▶ [Extrait du document]:
..............................

Je vous remercie de nous avoir invités à vous fournir de l’information à l’appui de votre étude et à répondre à vos questions. J’aimerais commencer par vous parler un peu de notre entreprise.
J'ai eu l'idée de fonder AggregateIQ en travaillant pour une campagne en 2011, où j'ai pu relever une fois de plus des pratiques inefficaces, dont le fait de ne pas appliquer les leçons tirées de campagnes précédentes et le recours au papier pour les besoins de suivi.
J’ai créé AggregateIQ pour fournir des services informatiques et aider notre clientèle à se servir de la technologie pour mieux faire campagne. J’ai acheté le nom de domaine AggregateIQ.com en avril 2011 et utilisé AggregateIQ comme raison sociale pour mon travail de consultation. En 2013, Jeff Silvester et moi avons décidé de travailler officiellement ensemble. Nous avons donc constitué AggregatelQ Data Services Ltd. en novembre 2013, et aujourd’hui, on nous connaît simplement comme AggregateIQ ou AIQ.

..............................

▶ [Matériel]:
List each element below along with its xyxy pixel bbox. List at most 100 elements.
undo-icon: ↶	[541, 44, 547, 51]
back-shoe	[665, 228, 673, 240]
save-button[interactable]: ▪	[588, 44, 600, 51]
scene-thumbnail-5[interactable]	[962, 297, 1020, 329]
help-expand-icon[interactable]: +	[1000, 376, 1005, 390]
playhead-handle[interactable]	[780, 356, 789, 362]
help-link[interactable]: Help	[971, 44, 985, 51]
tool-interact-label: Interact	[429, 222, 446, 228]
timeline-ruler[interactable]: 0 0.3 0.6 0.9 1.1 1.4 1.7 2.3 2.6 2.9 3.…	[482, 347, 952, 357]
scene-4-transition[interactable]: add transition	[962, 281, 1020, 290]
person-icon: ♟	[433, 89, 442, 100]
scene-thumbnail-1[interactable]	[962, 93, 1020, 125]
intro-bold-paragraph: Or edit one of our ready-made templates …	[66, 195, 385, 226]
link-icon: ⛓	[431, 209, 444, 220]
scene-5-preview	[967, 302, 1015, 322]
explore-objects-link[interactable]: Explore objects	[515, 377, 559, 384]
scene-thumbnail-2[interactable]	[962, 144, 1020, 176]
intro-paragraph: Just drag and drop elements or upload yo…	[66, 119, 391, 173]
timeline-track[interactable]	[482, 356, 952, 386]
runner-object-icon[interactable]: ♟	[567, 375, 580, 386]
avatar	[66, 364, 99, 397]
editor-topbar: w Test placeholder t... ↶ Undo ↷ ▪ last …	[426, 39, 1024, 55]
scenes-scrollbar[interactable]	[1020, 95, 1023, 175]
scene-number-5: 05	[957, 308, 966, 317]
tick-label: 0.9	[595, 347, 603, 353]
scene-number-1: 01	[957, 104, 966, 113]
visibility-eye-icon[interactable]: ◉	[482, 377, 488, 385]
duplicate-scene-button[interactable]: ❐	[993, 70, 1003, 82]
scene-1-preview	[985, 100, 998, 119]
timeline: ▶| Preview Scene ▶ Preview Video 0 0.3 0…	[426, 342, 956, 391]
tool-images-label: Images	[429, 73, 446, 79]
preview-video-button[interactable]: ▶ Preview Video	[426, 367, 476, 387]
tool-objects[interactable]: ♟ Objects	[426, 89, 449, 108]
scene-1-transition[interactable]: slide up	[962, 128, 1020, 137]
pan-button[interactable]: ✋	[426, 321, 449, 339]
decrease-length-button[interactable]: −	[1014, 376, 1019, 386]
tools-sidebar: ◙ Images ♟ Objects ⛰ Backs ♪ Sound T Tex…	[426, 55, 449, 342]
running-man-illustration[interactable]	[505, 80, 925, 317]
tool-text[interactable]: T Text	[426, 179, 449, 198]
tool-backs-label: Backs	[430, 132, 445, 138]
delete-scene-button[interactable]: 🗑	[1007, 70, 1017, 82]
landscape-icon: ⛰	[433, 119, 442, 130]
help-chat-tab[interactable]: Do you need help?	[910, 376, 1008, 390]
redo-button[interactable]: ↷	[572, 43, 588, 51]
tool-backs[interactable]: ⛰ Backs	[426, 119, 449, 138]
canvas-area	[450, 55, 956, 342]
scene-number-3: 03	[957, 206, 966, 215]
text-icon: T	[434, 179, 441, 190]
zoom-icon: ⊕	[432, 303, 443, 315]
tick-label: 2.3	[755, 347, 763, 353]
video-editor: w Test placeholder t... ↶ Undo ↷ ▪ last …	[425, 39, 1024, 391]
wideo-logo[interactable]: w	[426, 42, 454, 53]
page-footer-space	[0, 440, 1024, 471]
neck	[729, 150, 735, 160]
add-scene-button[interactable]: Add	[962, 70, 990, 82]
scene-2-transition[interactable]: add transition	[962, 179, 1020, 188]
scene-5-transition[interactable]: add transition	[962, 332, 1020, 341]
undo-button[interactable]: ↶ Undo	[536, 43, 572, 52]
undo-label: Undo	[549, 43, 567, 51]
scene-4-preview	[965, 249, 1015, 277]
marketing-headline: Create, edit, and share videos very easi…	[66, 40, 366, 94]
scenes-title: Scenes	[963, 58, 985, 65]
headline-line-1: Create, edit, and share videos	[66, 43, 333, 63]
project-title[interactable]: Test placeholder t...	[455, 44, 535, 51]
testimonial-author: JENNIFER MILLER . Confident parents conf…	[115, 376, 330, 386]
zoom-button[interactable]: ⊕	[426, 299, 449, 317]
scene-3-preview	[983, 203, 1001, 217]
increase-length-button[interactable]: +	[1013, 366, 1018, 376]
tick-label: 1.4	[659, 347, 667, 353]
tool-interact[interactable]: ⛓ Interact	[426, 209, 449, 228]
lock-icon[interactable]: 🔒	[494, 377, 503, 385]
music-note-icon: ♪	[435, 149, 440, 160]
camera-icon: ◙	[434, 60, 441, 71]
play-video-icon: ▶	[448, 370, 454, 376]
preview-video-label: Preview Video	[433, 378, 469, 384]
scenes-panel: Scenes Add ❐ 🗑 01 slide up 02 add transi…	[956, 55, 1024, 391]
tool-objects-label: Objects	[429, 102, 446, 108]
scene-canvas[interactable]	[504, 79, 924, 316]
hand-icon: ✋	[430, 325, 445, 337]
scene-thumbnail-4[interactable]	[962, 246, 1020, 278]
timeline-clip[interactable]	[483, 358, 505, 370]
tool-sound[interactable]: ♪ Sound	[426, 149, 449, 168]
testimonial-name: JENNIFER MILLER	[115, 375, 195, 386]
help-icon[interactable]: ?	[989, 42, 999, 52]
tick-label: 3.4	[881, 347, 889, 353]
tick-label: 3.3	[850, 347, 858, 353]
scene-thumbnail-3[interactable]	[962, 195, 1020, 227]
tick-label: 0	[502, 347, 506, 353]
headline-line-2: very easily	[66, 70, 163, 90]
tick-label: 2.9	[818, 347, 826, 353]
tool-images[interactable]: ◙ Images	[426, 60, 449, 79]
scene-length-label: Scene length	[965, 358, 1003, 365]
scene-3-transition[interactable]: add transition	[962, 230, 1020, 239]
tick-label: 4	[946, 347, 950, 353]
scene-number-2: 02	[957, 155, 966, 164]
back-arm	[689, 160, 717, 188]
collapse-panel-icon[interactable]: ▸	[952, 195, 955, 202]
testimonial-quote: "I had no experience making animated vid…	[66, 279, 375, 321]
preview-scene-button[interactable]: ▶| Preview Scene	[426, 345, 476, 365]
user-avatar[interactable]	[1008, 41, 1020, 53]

..............................

▶ [Exercices]:
a. Répondez aux questions suivantes d'après l'extrait sur la fondation d'AggregateIQ.
(i) En quelle année a eu lieu la campagne pendant laquelle est née l'idée de fonder AggregateIQ ?
(ii) À quel moment le nom de domaine AggregateIQ.com a-t-il été acheté ?
(iii) En quel mois de 2013 la société a-t-elle été constituée ?
b. Indiquez si chaque affirmation concorde avec l'extrait sur la fondation d'AggregateIQ, en citant les mots qui le montrent.
(i) Dans la campagne évoquée, le papier servait au suivi.
(ii) Jeff Silvester travaillait officiellement avec AggregateIQ dès 2011.
(iii) L'entreprise est aussi connue sous le nom d'AIQ.
c. Écrivez la suite de l'extrait sur la fondation d'AggregateIQ, à partir de sa dernière phrase.
La liste n'est pas nécessaire ici.

▶ [Corrigé des exercices]:
a.
(i) En 2011.
(ii) En avril 2011.
(iii) En novembre.

b.
(i) Oui : « le recours au papier pour les besoins de suivi ».
(ii) Non : « En 2013, Jeff Silvester et moi avons décidé de travailler officiellement ensemble. »
(iii) Oui : « on nous connaît simplement comme AggregateIQ ou AIQ ».

c.
Compte tenu de certains témoignages que vous avez entendus, quelques-uns ayant même été rapportés dans les médias, nous avons pensé qu’il serait important de clarifier certains points. Nous ne sommes pas, et nous n’avons jamais été, un segment ou une filiale de SCL ou de Cambridge Analytica. Nous sommes, et nous avons toujours été, entièrement canadiens.
Deux personnes ont entrepris de fonder l’entreprise, et ce sont ces deux mêmes personnes qui se chargent de son exploitation, Jeff Silvester et moi. Tout le travail que nous faisons pour nos clients demeure distinct, sans relation avec les services offerts à d'autres clients. Les seuls renseignements personnels que nous utilisons dans notre travail sont ceux qui nous sont fournis par nos clients à des fins précises. Aussi, nous nous faisons un devoir de respecter autant que possible toutes les lois portant sur la protection des renseignements personnels dans chaque pays où nous travaillons.
Nous n’avons jamais puisé, géré, ni utilisé des données Facebook qui auraient été obtenues de façon irrégulière par Cambridge Analytica ou par quiconque.
Nous sommes une société de développement de logiciels et un site Web de publicité en ligne de Victoria, en Colombie-Britannique. Grâce à notre détermination, à notre travail acharné et à notre formidable équipe, nous avons pu travailler à des projets dans le monde entier, mais nous demeurons une petite entreprise canadienne.
Merci.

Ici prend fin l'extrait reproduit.